▸ Directions: Please print all of the material below, word for word.

***** Material supplied *****

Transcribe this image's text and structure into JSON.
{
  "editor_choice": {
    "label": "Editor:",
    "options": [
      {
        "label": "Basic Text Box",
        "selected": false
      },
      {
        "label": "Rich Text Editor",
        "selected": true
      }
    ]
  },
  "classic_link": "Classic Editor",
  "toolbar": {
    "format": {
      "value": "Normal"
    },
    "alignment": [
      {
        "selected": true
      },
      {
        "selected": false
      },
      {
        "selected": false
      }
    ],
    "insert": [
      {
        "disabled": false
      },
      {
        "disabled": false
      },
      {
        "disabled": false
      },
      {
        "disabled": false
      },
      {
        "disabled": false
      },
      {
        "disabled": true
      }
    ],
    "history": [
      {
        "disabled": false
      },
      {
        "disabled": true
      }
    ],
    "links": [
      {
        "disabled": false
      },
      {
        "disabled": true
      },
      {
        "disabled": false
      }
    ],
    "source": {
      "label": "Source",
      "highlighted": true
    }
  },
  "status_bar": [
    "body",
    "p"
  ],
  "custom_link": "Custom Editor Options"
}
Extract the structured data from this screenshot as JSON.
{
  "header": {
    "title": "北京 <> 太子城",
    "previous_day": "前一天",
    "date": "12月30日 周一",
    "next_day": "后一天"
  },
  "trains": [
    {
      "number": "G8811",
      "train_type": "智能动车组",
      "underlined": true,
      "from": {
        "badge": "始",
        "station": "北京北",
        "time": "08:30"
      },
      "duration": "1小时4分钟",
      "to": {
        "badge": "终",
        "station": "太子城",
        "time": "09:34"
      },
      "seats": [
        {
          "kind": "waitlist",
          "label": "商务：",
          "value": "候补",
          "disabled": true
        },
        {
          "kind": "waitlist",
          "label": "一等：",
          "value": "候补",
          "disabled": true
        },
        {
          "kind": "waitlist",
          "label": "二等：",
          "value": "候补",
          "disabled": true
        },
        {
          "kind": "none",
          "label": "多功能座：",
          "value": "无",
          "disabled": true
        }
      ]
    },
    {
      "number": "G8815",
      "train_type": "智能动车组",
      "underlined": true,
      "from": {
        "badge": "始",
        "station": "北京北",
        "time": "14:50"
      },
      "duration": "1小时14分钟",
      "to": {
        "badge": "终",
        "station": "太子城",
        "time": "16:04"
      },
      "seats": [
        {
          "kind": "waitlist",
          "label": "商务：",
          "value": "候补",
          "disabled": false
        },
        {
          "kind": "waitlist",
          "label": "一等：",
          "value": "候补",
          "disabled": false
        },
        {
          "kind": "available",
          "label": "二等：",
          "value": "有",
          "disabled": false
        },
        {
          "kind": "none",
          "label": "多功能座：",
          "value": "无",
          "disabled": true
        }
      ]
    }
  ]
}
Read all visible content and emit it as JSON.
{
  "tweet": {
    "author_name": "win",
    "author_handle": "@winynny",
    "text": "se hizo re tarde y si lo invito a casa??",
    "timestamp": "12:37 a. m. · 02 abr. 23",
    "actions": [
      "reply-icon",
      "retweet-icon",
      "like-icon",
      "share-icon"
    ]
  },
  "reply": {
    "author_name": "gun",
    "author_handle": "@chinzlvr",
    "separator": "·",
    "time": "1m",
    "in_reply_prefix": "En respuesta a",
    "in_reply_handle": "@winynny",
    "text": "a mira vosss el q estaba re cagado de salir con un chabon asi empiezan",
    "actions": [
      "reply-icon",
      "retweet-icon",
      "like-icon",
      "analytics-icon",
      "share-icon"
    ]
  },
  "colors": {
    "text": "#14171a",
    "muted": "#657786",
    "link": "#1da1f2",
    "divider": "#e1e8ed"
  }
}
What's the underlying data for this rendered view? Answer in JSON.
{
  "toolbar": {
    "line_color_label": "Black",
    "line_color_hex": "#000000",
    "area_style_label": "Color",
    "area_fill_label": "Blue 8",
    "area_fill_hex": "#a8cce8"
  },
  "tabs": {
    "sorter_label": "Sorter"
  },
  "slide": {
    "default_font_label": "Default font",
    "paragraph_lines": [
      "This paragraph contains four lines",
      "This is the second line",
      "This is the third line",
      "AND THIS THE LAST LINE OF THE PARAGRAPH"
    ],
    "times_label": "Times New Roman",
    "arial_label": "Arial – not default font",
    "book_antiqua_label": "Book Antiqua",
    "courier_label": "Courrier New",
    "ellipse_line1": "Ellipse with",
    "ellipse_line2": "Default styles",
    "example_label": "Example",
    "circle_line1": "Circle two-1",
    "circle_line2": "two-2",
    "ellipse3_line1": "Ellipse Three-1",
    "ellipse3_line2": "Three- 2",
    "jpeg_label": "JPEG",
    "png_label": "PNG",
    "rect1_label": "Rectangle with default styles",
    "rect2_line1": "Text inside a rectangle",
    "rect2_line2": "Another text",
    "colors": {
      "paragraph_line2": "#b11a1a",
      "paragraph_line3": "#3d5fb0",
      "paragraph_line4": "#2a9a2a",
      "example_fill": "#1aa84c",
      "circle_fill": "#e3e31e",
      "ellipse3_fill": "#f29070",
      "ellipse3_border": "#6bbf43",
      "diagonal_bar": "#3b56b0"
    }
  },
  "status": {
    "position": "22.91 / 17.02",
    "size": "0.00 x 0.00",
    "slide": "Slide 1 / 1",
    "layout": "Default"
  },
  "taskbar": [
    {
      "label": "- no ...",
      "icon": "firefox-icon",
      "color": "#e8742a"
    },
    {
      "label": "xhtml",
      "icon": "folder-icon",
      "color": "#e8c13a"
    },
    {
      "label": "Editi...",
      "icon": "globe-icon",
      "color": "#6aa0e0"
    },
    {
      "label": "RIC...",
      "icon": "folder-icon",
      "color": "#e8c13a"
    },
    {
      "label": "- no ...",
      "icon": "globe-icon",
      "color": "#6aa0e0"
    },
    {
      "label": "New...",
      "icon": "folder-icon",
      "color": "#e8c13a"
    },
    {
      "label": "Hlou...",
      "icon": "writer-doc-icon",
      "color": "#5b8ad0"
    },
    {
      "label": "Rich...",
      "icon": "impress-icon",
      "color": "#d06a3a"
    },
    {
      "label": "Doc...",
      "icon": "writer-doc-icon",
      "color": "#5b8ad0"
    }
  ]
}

*****

▸ Solution:
Transcribe this image's text and structure into JSON.
{
  "editor_choice": {
    "label": "Editor:",
    "options": [
      {
        "label": "Basic Text Box",
        "selected": false
      },
      {
        "label": "Rich Text Editor",
        "selected": true
      }
    ]
  },
  "classic_link": "Classic Editor",
  "toolbar": {
    "format": {
      "value": "Normal"
    },
    "alignment": [
      {
        "selected": true
      },
      {
        "selected": false
      },
      {
        "selected": false
      }
    ],
    "insert": [
      {
        "disabled": false
      },
      {
        "disabled": false
      },
      {
        "disabled": false
      },
      {
        "disabled": false
      },
      {
        "disabled": false
      },
      {
        "disabled": true
      }
    ],
    "history": [
      {
        "disabled": false
      },
      {
        "disabled": true
      }
    ],
    "links": [
      {
        "disabled": false
      },
      {
        "disabled": true
      },
      {
        "disabled": false
      }
    ],
    "source": {
      "label": "Source",
      "highlighted": true
    }
  },
  "status_bar": [
    "body",
    "p"
  ],
  "custom_link": "Custom Editor Options"
}
Extract the structured data from this screenshot as JSON.
{
  "header": {
    "title": "北京 <> 太子城",
    "previous_day": "前一天",
    "date": "12月30日 周一",
    "next_day": "后一天"
  },
  "trains": [
    {
      "number": "G8811",
      "train_type": "智能动车组",
      "underlined": true,
      "from": {
        "badge": "始",
        "station": "北京北",
        "time": "08:30"
      },
      "duration": "1小时4分钟",
      "to": {
        "badge": "终",
        "station": "太子城",
        "time": "09:34"
      },
      "seats": [
        {
          "kind": "waitlist",
          "label": "商务：",
          "value": "候补",
          "disabled": true
        },
        {
          "kind": "waitlist",
          "label": "一等：",
          "value": "候补",
          "disabled": true
        },
        {
          "kind": "waitlist",
          "label": "二等：",
          "value": "候补",
          "disabled": true
        },
        {
          "kind": "none",
          "label": "多功能座：",
          "value": "无",
          "disabled": true
        }
      ]
    },
    {
      "number": "G8815",
      "train_type": "智能动车组",
      "underlined": true,
      "from": {
        "badge": "始",
        "station": "北京北",
        "time": "14:50"
      },
      "duration": "1小时14分钟",
      "to": {
        "badge": "终",
        "station": "太子城",
        "time": "16:04"
      },
      "seats": [
        {
          "kind": "waitlist",
          "label": "商务：",
          "value": "候补",
          "disabled": false
        },
        {
          "kind": "waitlist",
          "label": "一等：",
          "value": "候补",
          "disabled": false
        },
        {
          "kind": "available",
          "label": "二等：",
          "value": "有",
          "disabled": false
        },
        {
          "kind": "none",
          "label": "多功能座：",
          "value": "无",
          "disabled": true
        }
      ]
    }
  ]
}
Read all visible content and emit it as JSON.
{
  "tweet": {
    "author_name": "win",
    "author_handle": "@winynny",
    "text": "se hizo re tarde y si lo invito a casa??",
    "timestamp": "12:37 a. m. · 02 abr. 23",
    "actions": [
      "reply-icon",
      "retweet-icon",
      "like-icon",
      "share-icon"
    ]
  },
  "reply": {
    "author_name": "gun",
    "author_handle": "@chinzlvr",
    "separator": "·",
    "time": "1m",
    "in_reply_prefix": "En respuesta a",
    "in_reply_handle": "@winynny",
    "text": "a mira vosss el q estaba re cagado de salir con un chabon asi empiezan",
    "actions": [
      "reply-icon",
      "retweet-icon",
      "like-icon",
      "analytics-icon",
      "share-icon"
    ]
  },
  "colors": {
    "text": "#14171a",
    "muted": "#657786",
    "link": "#1da1f2",
    "divider": "#e1e8ed"
  }
}
What's the underlying data for this rendered view? Answer in JSON.
{
  "toolbar": {
    "line_color_label": "Black",
    "line_color_hex": "#000000",
    "area_style_label": "Color",
    "area_fill_label": "Blue 8",
    "area_fill_hex": "#a8cce8"
  },
  "tabs": {
    "sorter_label": "Sorter"
  },
  "slide": {
    "default_font_label": "Default font",
    "paragraph_lines": [
      "This paragraph contains four lines",
      "This is the second line",
      "This is the third line",
      "AND THIS THE LAST LINE OF THE PARAGRAPH"
    ],
    "times_label": "Times New Roman",
    "arial_label": "Arial – not default font",
    "book_antiqua_label": "Book Antiqua",
    "courier_label": "Courrier New",
    "ellipse_line1": "Ellipse with",
    "ellipse_line2": "Default styles",
    "example_label": "Example",
    "circle_line1": "Circle two-1",
    "circle_line2": "two-2",
    "ellipse3_line1": "Ellipse Three-1",
    "ellipse3_line2": "Three- 2",
    "jpeg_label": "JPEG",
    "png_label": "PNG",
    "rect1_label": "Rectangle with default styles",
    "rect2_line1": "Text inside a rectangle",
    "rect2_line2": "Another text",
    "colors": {
      "paragraph_line2": "#b11a1a",
      "paragraph_line3": "#3d5fb0",
      "paragraph_line4": "#2a9a2a",
      "example_fill": "#1aa84c",
      "circle_fill": "#e3e31e",
      "ellipse3_fill": "#f29070",
      "ellipse3_border": "#6bbf43",
      "diagonal_bar": "#3b56b0"
    }
  },
  "status": {
    "position": "22.91 / 17.02",
    "size": "0.00 x 0.00",
    "slide": "Slide 1 / 1",
    "layout": "Default"
  },
  "taskbar": [
    {
      "label": "- no ...",
      "icon": "firefox-icon",
      "color": "#e8742a"
    },
    {
      "label": "xhtml",
      "icon": "folder-icon",
      "color": "#e8c13a"
    },
    {
      "label": "Editi...",
      "icon": "globe-icon",
      "color": "#6aa0e0"
    },
    {
      "label": "RIC...",
      "icon": "folder-icon",
      "color": "#e8c13a"
    },
    {
      "label": "- no ...",
      "icon": "globe-icon",
      "color": "#6aa0e0"
    },
    {
      "label": "New...",
      "icon": "folder-icon",
      "color": "#e8c13a"
    },
    {
      "label": "Hlou...",
      "icon": "writer-doc-icon",
      "color": "#5b8ad0"
    },
    {
      "label": "Rich...",
      "icon": "impress-icon",
      "color": "#d06a3a"
    },
    {
      "label": "Doc...",
      "icon": "writer-doc-icon",
      "color": "#5b8ad0"
    }
  ]
}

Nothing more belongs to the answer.